--- Start of MATERIAL FOR THE TASK ---

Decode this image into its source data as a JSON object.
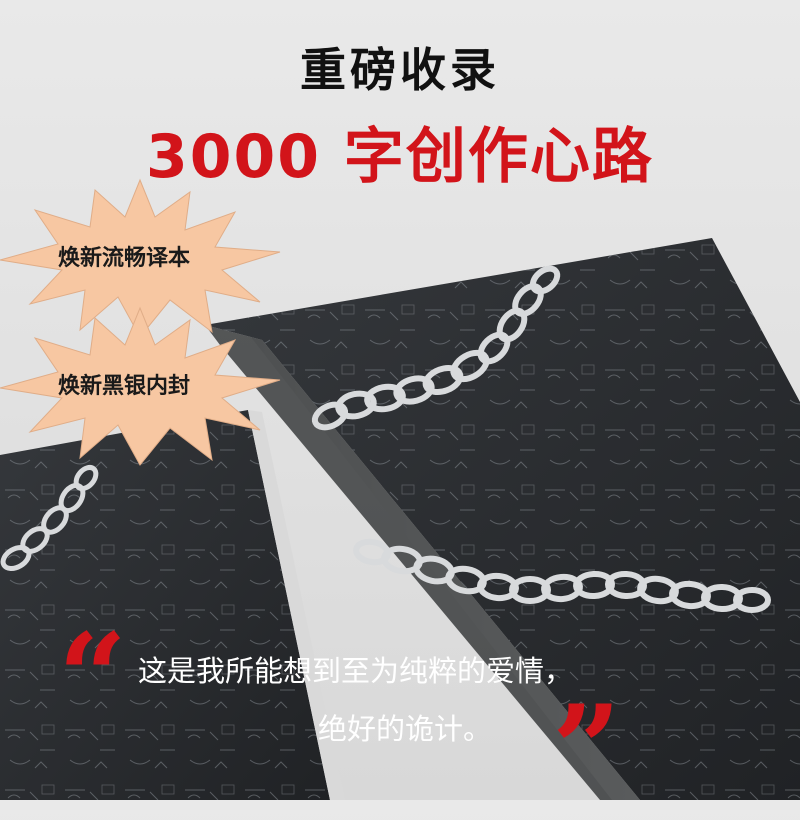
{
  "headline": {
    "line1": "重磅收录",
    "line2": "3000 字创作心路"
  },
  "badges": [
    {
      "label": "焕新流畅译本"
    },
    {
      "label": "焕新黑银内封"
    }
  ],
  "quote": {
    "line1": "这是我所能想到至为纯粹的爱情，",
    "line2": "绝好的诡计。",
    "open_mark": "“",
    "close_mark": "”"
  },
  "colors": {
    "accent_red": "#d2141a",
    "book_cover": "#2a2c2f",
    "burst_fill": "#f7c7a2"
  }
}
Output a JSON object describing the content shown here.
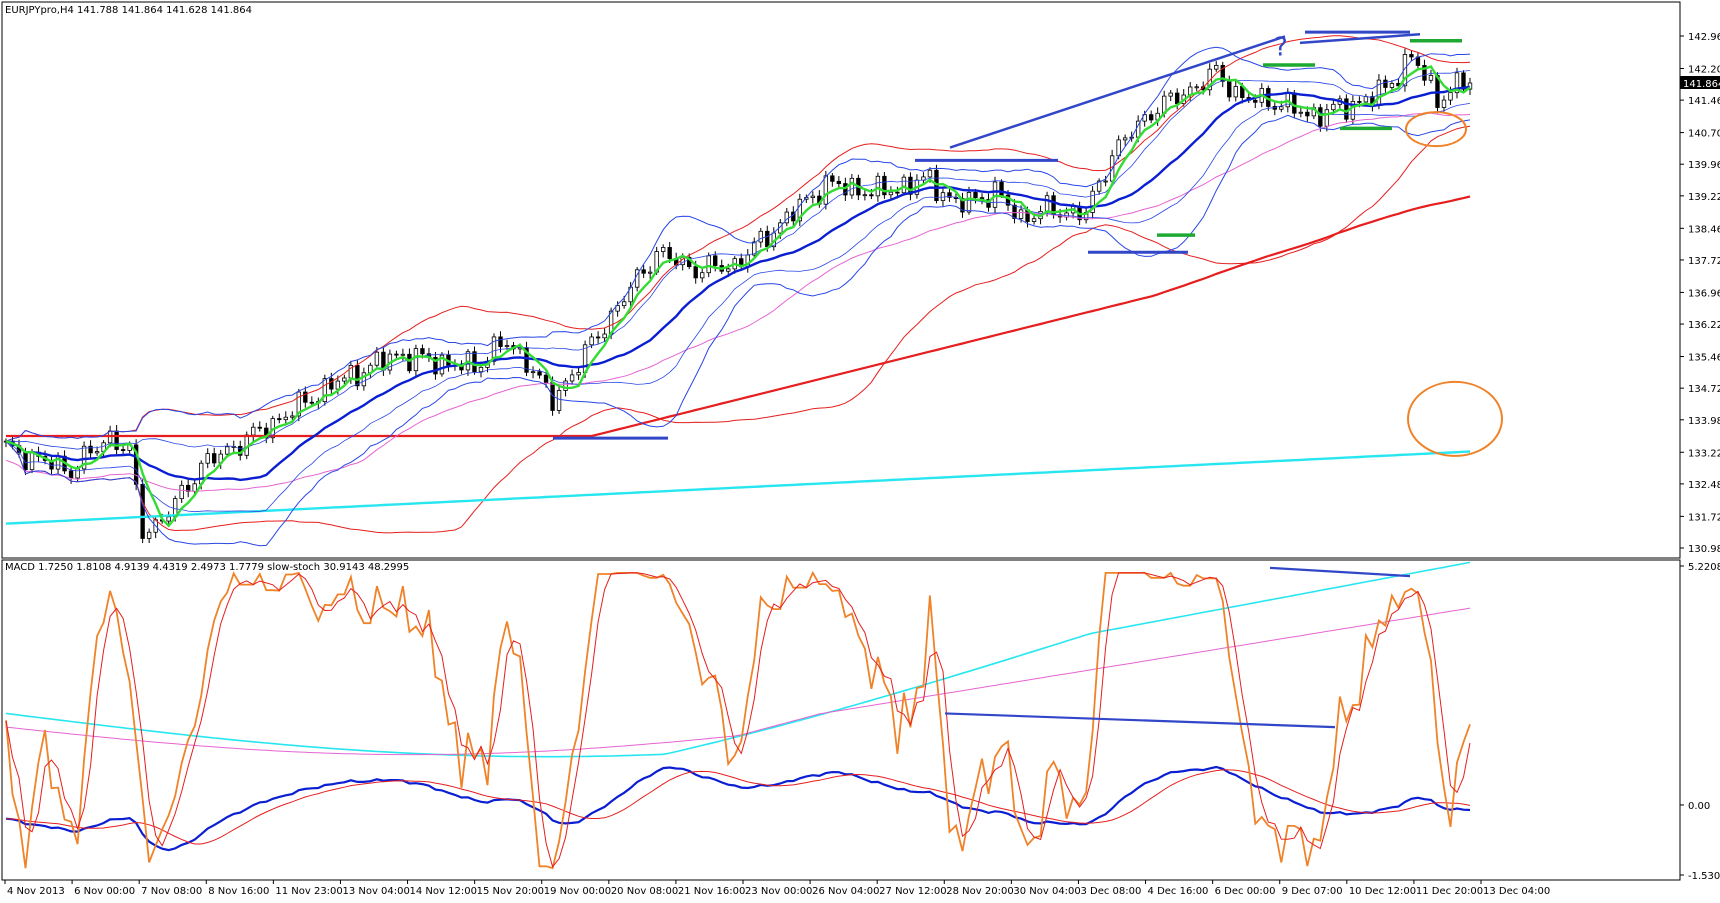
{
  "colors": {
    "background": "#ffffff",
    "frame": "#000000",
    "bull_candle": "#ffffff",
    "bear_candle": "#000000",
    "ma_fast": "#32dc32",
    "ma_blue": "#0a1ed2",
    "bollinger": "#2846e6",
    "envelope_red": "#e61e1e",
    "ma_red_thick": "#e61e1e",
    "ma_cyan": "#28e6f0",
    "ma_magenta": "#e664d2",
    "ma_purple": "#a064e6",
    "drawing_blue": "#3246c8",
    "drawing_green": "#1eaa32",
    "drawing_orange": "#f08228",
    "stoch": "#f08228",
    "macd_main": "#0a1ed2",
    "macd_signal": "#e61e1e"
  },
  "chart_data": [
    {
      "type": "candlestick",
      "title": "EURJPYpro,H4  141.788 141.864 141.628 141.864",
      "symbol": "EURJPYpro",
      "timeframe": "H4",
      "ohlc_header": {
        "open": 141.788,
        "high": 141.864,
        "low": 141.628,
        "close": 141.864
      },
      "current_price_label": "141.864",
      "ylim": [
        130.98,
        142.96
      ],
      "y_ticks": [
        "142.960",
        "142.200",
        "141.460",
        "140.700",
        "139.960",
        "139.220",
        "138.460",
        "137.720",
        "136.960",
        "136.220",
        "135.460",
        "134.720",
        "133.980",
        "133.220",
        "132.480",
        "131.720",
        "130.980"
      ],
      "y_tick_values": [
        142.96,
        142.2,
        141.46,
        140.7,
        139.96,
        139.22,
        138.46,
        137.72,
        136.96,
        136.22,
        135.46,
        134.72,
        133.98,
        133.22,
        132.48,
        131.72,
        130.98
      ],
      "x_ticks": [
        "4 Nov 2013",
        "6 Nov 00:00",
        "7 Nov 08:00",
        "8 Nov 16:00",
        "11 Nov 23:00",
        "13 Nov 04:00",
        "14 Nov 12:00",
        "15 Nov 20:00",
        "19 Nov 00:00",
        "20 Nov 08:00",
        "21 Nov 16:00",
        "23 Nov 00:00",
        "26 Nov 04:00",
        "27 Nov 12:00",
        "28 Nov 20:00",
        "30 Nov 04:00",
        "3 Dec 08:00",
        "4 Dec 16:00",
        "6 Dec 00:00",
        "9 Dec 07:00",
        "10 Dec 12:00",
        "11 Dec 20:00",
        "13 Dec 04:00"
      ],
      "close_waypoints": [
        [
          0,
          133.3
        ],
        [
          10,
          132.8
        ],
        [
          16,
          133.6
        ],
        [
          19,
          133.2
        ],
        [
          21,
          131.4
        ],
        [
          24,
          131.6
        ],
        [
          30,
          132.9
        ],
        [
          40,
          133.8
        ],
        [
          50,
          134.8
        ],
        [
          60,
          135.5
        ],
        [
          72,
          135.2
        ],
        [
          76,
          135.8
        ],
        [
          80,
          135.4
        ],
        [
          84,
          134.4
        ],
        [
          92,
          136.2
        ],
        [
          100,
          137.9
        ],
        [
          106,
          137.5
        ],
        [
          112,
          137.6
        ],
        [
          120,
          138.7
        ],
        [
          126,
          139.5
        ],
        [
          134,
          139.3
        ],
        [
          142,
          139.6
        ],
        [
          146,
          139.0
        ],
        [
          152,
          139.3
        ],
        [
          156,
          138.7
        ],
        [
          160,
          138.9
        ],
        [
          166,
          138.8
        ],
        [
          170,
          140.2
        ],
        [
          176,
          141.2
        ],
        [
          182,
          141.7
        ],
        [
          186,
          142.1
        ],
        [
          190,
          141.5
        ],
        [
          196,
          141.4
        ],
        [
          200,
          141.1
        ],
        [
          206,
          141.3
        ],
        [
          212,
          141.7
        ],
        [
          216,
          142.5
        ],
        [
          220,
          141.5
        ],
        [
          224,
          141.86
        ]
      ],
      "overlays": [
        "green fast MA",
        "blue MA",
        "Bollinger bands",
        "red envelopes",
        "thick red MA",
        "cyan MA",
        "magenta MA"
      ],
      "annotations": {
        "question_mark": "?"
      }
    },
    {
      "type": "line",
      "title": "MACD 1.7250 1.8108 4.9139 4.4319 2.4973 1.7779 slow-stoch 30.9143 48.2995",
      "ylim": [
        -1.5301,
        5.2208
      ],
      "y_ticks": [
        "5.2208",
        "0.00",
        "-1.5301"
      ],
      "y_tick_values": [
        5.2208,
        0,
        -1.5301
      ],
      "stoch_oscillating": true
    }
  ]
}
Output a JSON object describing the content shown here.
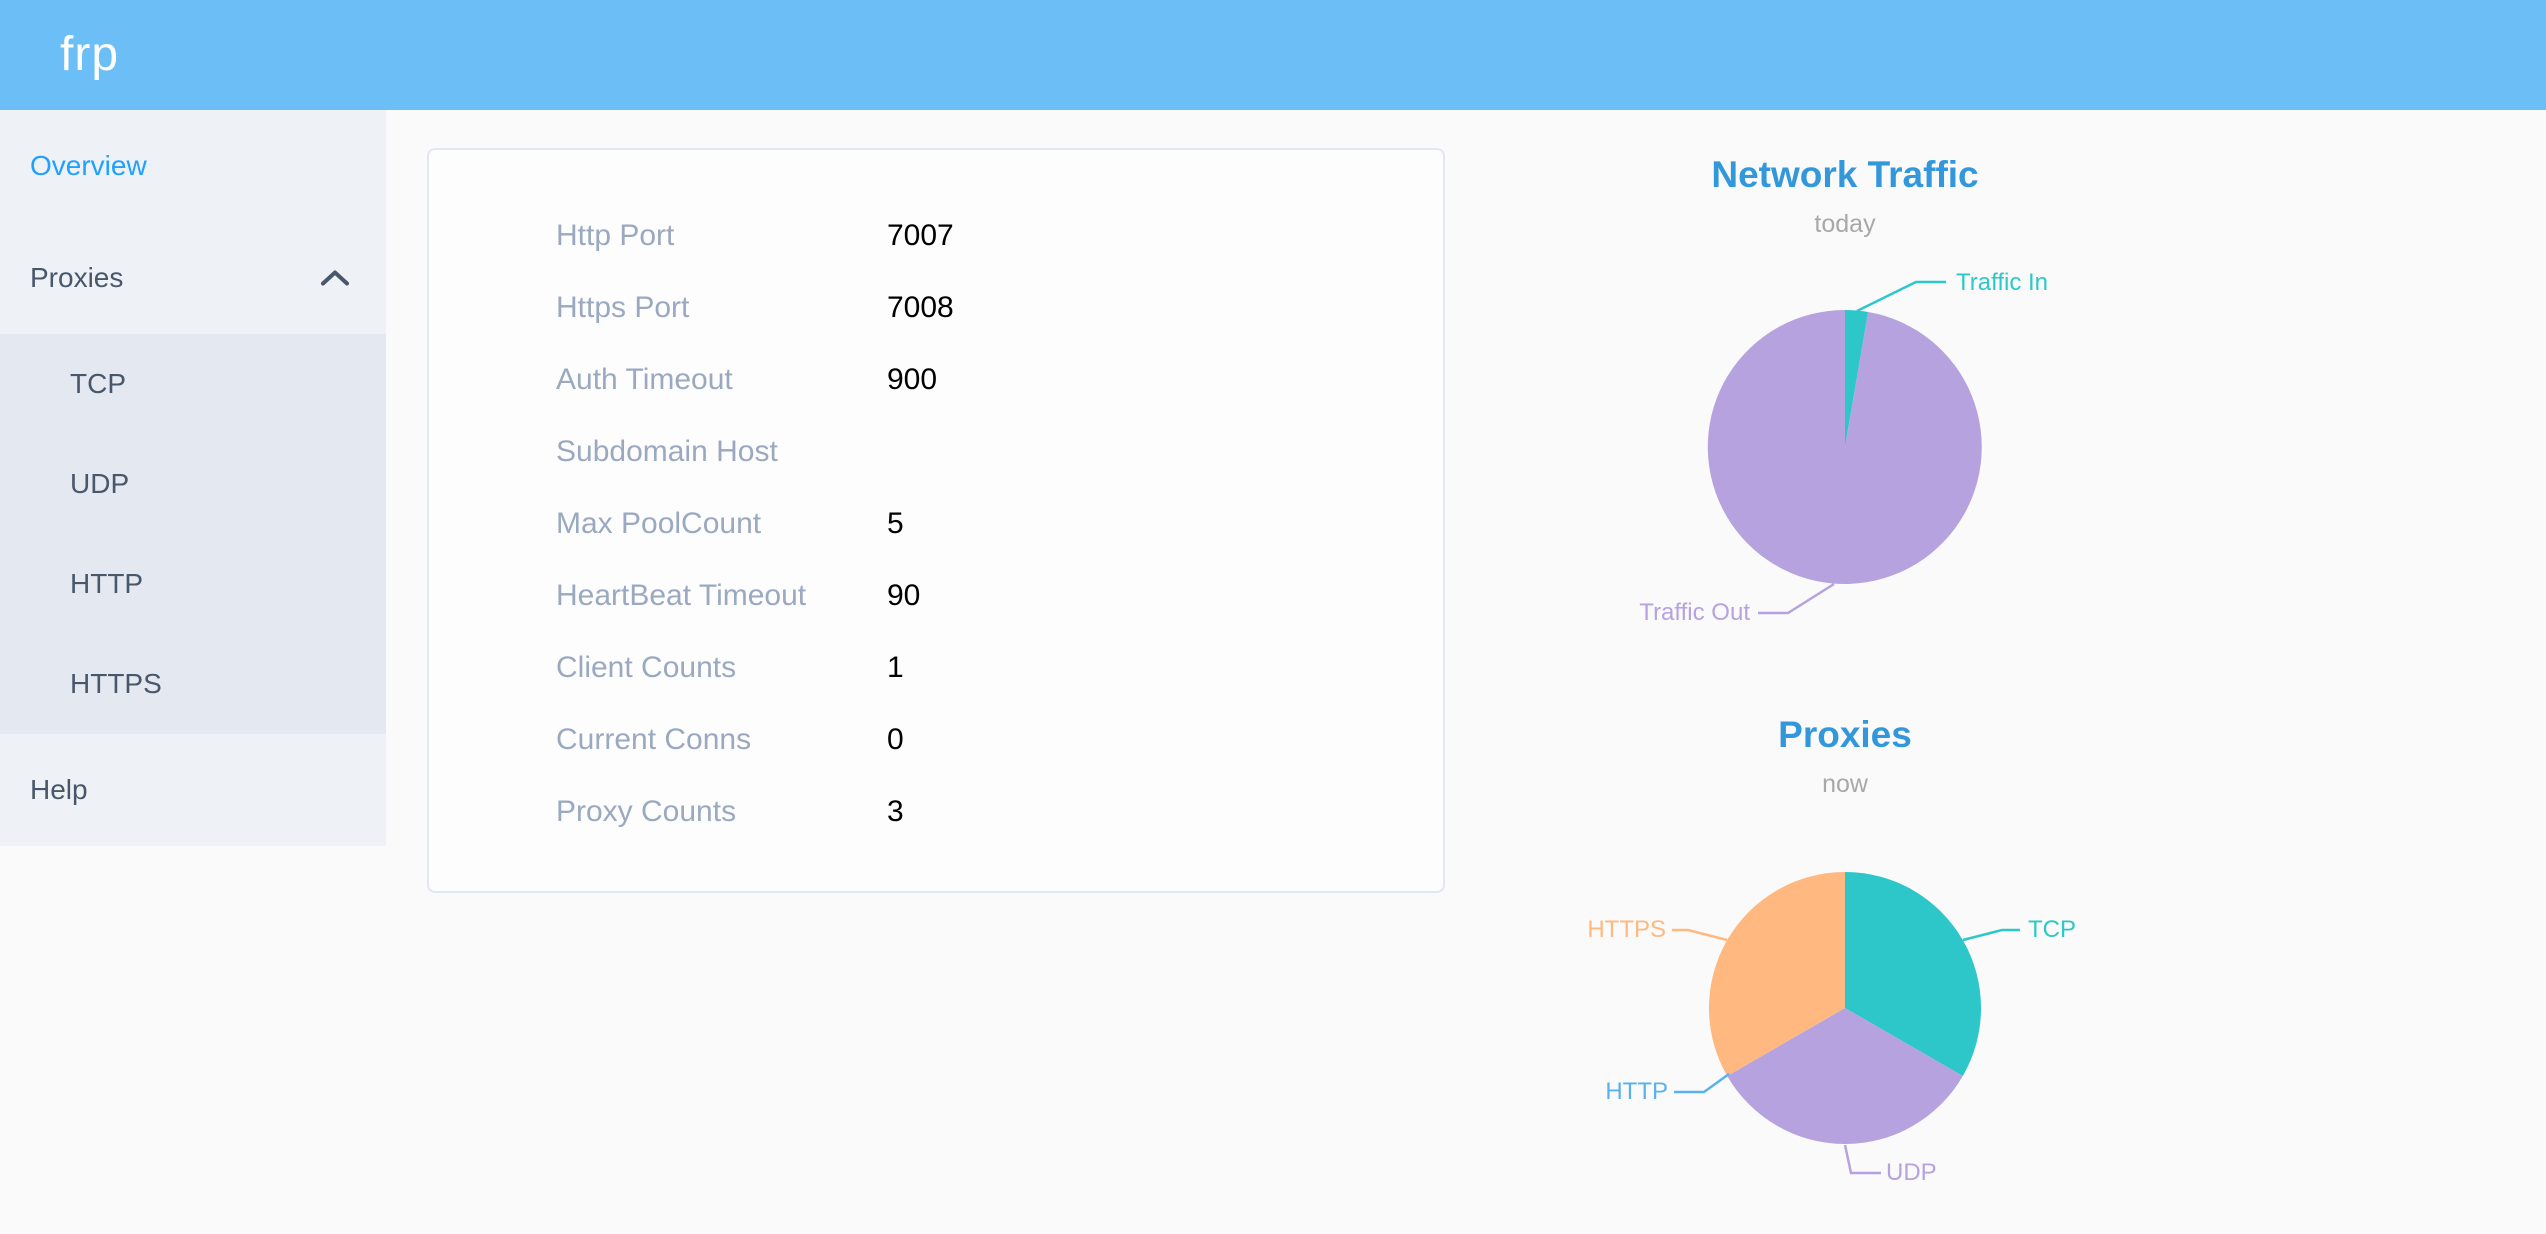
{
  "header": {
    "logo": "frp"
  },
  "sidebar": {
    "items": [
      {
        "label": "Overview",
        "active": true
      },
      {
        "label": "Proxies",
        "expanded": true
      },
      {
        "label": "TCP"
      },
      {
        "label": "UDP"
      },
      {
        "label": "HTTP"
      },
      {
        "label": "HTTPS"
      },
      {
        "label": "Help"
      }
    ]
  },
  "server_info": {
    "rows": [
      {
        "label": "Http Port",
        "value": "7007"
      },
      {
        "label": "Https Port",
        "value": "7008"
      },
      {
        "label": "Auth Timeout",
        "value": "900"
      },
      {
        "label": "Subdomain Host",
        "value": ""
      },
      {
        "label": "Max PoolCount",
        "value": "5"
      },
      {
        "label": "HeartBeat Timeout",
        "value": "90"
      },
      {
        "label": "Client Counts",
        "value": "1"
      },
      {
        "label": "Current Conns",
        "value": "0"
      },
      {
        "label": "Proxy Counts",
        "value": "3"
      }
    ]
  },
  "chart_data": [
    {
      "type": "pie",
      "title": "Network Traffic",
      "subtitle": "today",
      "legend_position": "none",
      "labels": "outside",
      "series": [
        {
          "name": "Traffic In",
          "value": 2.7,
          "color": "#2ec7c9"
        },
        {
          "name": "Traffic Out",
          "value": 97.3,
          "color": "#b6a2de"
        }
      ]
    },
    {
      "type": "pie",
      "title": "Proxies",
      "subtitle": "now",
      "legend_position": "none",
      "labels": "outside",
      "series": [
        {
          "name": "TCP",
          "value": 1,
          "color": "#2ec7c9"
        },
        {
          "name": "UDP",
          "value": 1,
          "color": "#b6a2de"
        },
        {
          "name": "HTTP",
          "value": 0,
          "color": "#5ab1ef"
        },
        {
          "name": "HTTPS",
          "value": 1,
          "color": "#ffb980"
        }
      ]
    }
  ],
  "colors": {
    "header_bg": "#6cbef7",
    "sidebar_bg": "#eef1f6",
    "submenu_bg": "#e4e8f1",
    "menu_text": "#48576a",
    "menu_active": "#20a0ff",
    "chart_title": "#3398db",
    "card_label": "#9aa9bf"
  }
}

--- End of MATERIAL FOR THE TASK ---

_WORK REQUIRED_: Make an exact copy of the records shown above, without the pictures.

_WRITTEN RESPONSE_:
Decode this image into its source data as a JSON object.
{
  "headline": {
    "line1": "重磅收录",
    "line2": "3000 字创作心路"
  },
  "badges": [
    {
      "label": "焕新流畅译本"
    },
    {
      "label": "焕新黑银内封"
    }
  ],
  "quote": {
    "line1": "这是我所能想到至为纯粹的爱情，",
    "line2": "绝好的诡计。",
    "open_mark": "“",
    "close_mark": "”"
  },
  "colors": {
    "accent_red": "#d2141a",
    "book_cover": "#2a2c2f",
    "burst_fill": "#f7c7a2"
  }
}
Output a JSON object describing the content shown here.
{
  "colors": {
    "background": "#ffffff",
    "frame": "#000000",
    "bull_candle": "#ffffff",
    "bear_candle": "#000000",
    "ma_fast": "#32dc32",
    "ma_blue": "#0a1ed2",
    "bollinger": "#2846e6",
    "envelope_red": "#e61e1e",
    "ma_red_thick": "#e61e1e",
    "ma_cyan": "#28e6f0",
    "ma_magenta": "#e664d2",
    "ma_purple": "#a064e6",
    "drawing_blue": "#3246c8",
    "drawing_green": "#1eaa32",
    "drawing_orange": "#f08228",
    "stoch": "#f08228",
    "macd_main": "#0a1ed2",
    "macd_signal": "#e61e1e"
  },
  "chart_data": [
    {
      "type": "candlestick",
      "title": "EURJPYpro,H4  141.788 141.864 141.628 141.864",
      "symbol": "EURJPYpro",
      "timeframe": "H4",
      "ohlc_header": {
        "open": 141.788,
        "high": 141.864,
        "low": 141.628,
        "close": 141.864
      },
      "current_price_label": "141.864",
      "ylim": [
        130.98,
        142.96
      ],
      "y_ticks": [
        "142.960",
        "142.200",
        "141.460",
        "140.700",
        "139.960",
        "139.220",
        "138.460",
        "137.720",
        "136.960",
        "136.220",
        "135.460",
        "134.720",
        "133.980",
        "133.220",
        "132.480",
        "131.720",
        "130.980"
      ],
      "y_tick_values": [
        142.96,
        142.2,
        141.46,
        140.7,
        139.96,
        139.22,
        138.46,
        137.72,
        136.96,
        136.22,
        135.46,
        134.72,
        133.98,
        133.22,
        132.48,
        131.72,
        130.98
      ],
      "x_ticks": [
        "4 Nov 2013",
        "6 Nov 00:00",
        "7 Nov 08:00",
        "8 Nov 16:00",
        "11 Nov 23:00",
        "13 Nov 04:00",
        "14 Nov 12:00",
        "15 Nov 20:00",
        "19 Nov 00:00",
        "20 Nov 08:00",
        "21 Nov 16:00",
        "23 Nov 00:00",
        "26 Nov 04:00",
        "27 Nov 12:00",
        "28 Nov 20:00",
        "30 Nov 04:00",
        "3 Dec 08:00",
        "4 Dec 16:00",
        "6 Dec 00:00",
        "9 Dec 07:00",
        "10 Dec 12:00",
        "11 Dec 20:00",
        "13 Dec 04:00"
      ],
      "close_waypoints": [
        [
          0,
          133.3
        ],
        [
          10,
          132.8
        ],
        [
          16,
          133.6
        ],
        [
          19,
          133.2
        ],
        [
          21,
          131.4
        ],
        [
          24,
          131.6
        ],
        [
          30,
          132.9
        ],
        [
          40,
          133.8
        ],
        [
          50,
          134.8
        ],
        [
          60,
          135.5
        ],
        [
          72,
          135.2
        ],
        [
          76,
          135.8
        ],
        [
          80,
          135.4
        ],
        [
          84,
          134.4
        ],
        [
          92,
          136.2
        ],
        [
          100,
          137.9
        ],
        [
          106,
          137.5
        ],
        [
          112,
          137.6
        ],
        [
          120,
          138.7
        ],
        [
          126,
          139.5
        ],
        [
          134,
          139.3
        ],
        [
          142,
          139.6
        ],
        [
          146,
          139.0
        ],
        [
          152,
          139.3
        ],
        [
          156,
          138.7
        ],
        [
          160,
          138.9
        ],
        [
          166,
          138.8
        ],
        [
          170,
          140.2
        ],
        [
          176,
          141.2
        ],
        [
          182,
          141.7
        ],
        [
          186,
          142.1
        ],
        [
          190,
          141.5
        ],
        [
          196,
          141.4
        ],
        [
          200,
          141.1
        ],
        [
          206,
          141.3
        ],
        [
          212,
          141.7
        ],
        [
          216,
          142.5
        ],
        [
          220,
          141.5
        ],
        [
          224,
          141.86
        ]
      ],
      "overlays": [
        "green fast MA",
        "blue MA",
        "Bollinger bands",
        "red envelopes",
        "thick red MA",
        "cyan MA",
        "magenta MA"
      ],
      "annotations": {
        "question_mark": "?"
      }
    },
    {
      "type": "line",
      "title": "MACD 1.7250 1.8108 4.9139 4.4319 2.4973 1.7779 slow-stoch 30.9143 48.2995",
      "ylim": [
        -1.5301,
        5.2208
      ],
      "y_ticks": [
        "5.2208",
        "0.00",
        "-1.5301"
      ],
      "y_tick_values": [
        5.2208,
        0,
        -1.5301
      ],
      "stoch_oscillating": true
    }
  ]
}
Output a JSON object describing the content shown here.
{
  "header": {
    "logo": "frp"
  },
  "sidebar": {
    "items": [
      {
        "label": "Overview",
        "active": true
      },
      {
        "label": "Proxies",
        "expanded": true
      },
      {
        "label": "TCP"
      },
      {
        "label": "UDP"
      },
      {
        "label": "HTTP"
      },
      {
        "label": "HTTPS"
      },
      {
        "label": "Help"
      }
    ]
  },
  "server_info": {
    "rows": [
      {
        "label": "Http Port",
        "value": "7007"
      },
      {
        "label": "Https Port",
        "value": "7008"
      },
      {
        "label": "Auth Timeout",
        "value": "900"
      },
      {
        "label": "Subdomain Host",
        "value": ""
      },
      {
        "label": "Max PoolCount",
        "value": "5"
      },
      {
        "label": "HeartBeat Timeout",
        "value": "90"
      },
      {
        "label": "Client Counts",
        "value": "1"
      },
      {
        "label": "Current Conns",
        "value": "0"
      },
      {
        "label": "Proxy Counts",
        "value": "3"
      }
    ]
  },
  "chart_data": [
    {
      "type": "pie",
      "title": "Network Traffic",
      "subtitle": "today",
      "legend_position": "none",
      "labels": "outside",
      "series": [
        {
          "name": "Traffic In",
          "value": 2.7,
          "color": "#2ec7c9"
        },
        {
          "name": "Traffic Out",
          "value": 97.3,
          "color": "#b6a2de"
        }
      ]
    },
    {
      "type": "pie",
      "title": "Proxies",
      "subtitle": "now",
      "legend_position": "none",
      "labels": "outside",
      "series": [
        {
          "name": "TCP",
          "value": 1,
          "color": "#2ec7c9"
        },
        {
          "name": "UDP",
          "value": 1,
          "color": "#b6a2de"
        },
        {
          "name": "HTTP",
          "value": 0,
          "color": "#5ab1ef"
        },
        {
          "name": "HTTPS",
          "value": 1,
          "color": "#ffb980"
        }
      ]
    }
  ],
  "colors": {
    "header_bg": "#6cbef7",
    "sidebar_bg": "#eef1f6",
    "submenu_bg": "#e4e8f1",
    "menu_text": "#48576a",
    "menu_active": "#20a0ff",
    "chart_title": "#3398db",
    "card_label": "#9aa9bf"
  }
}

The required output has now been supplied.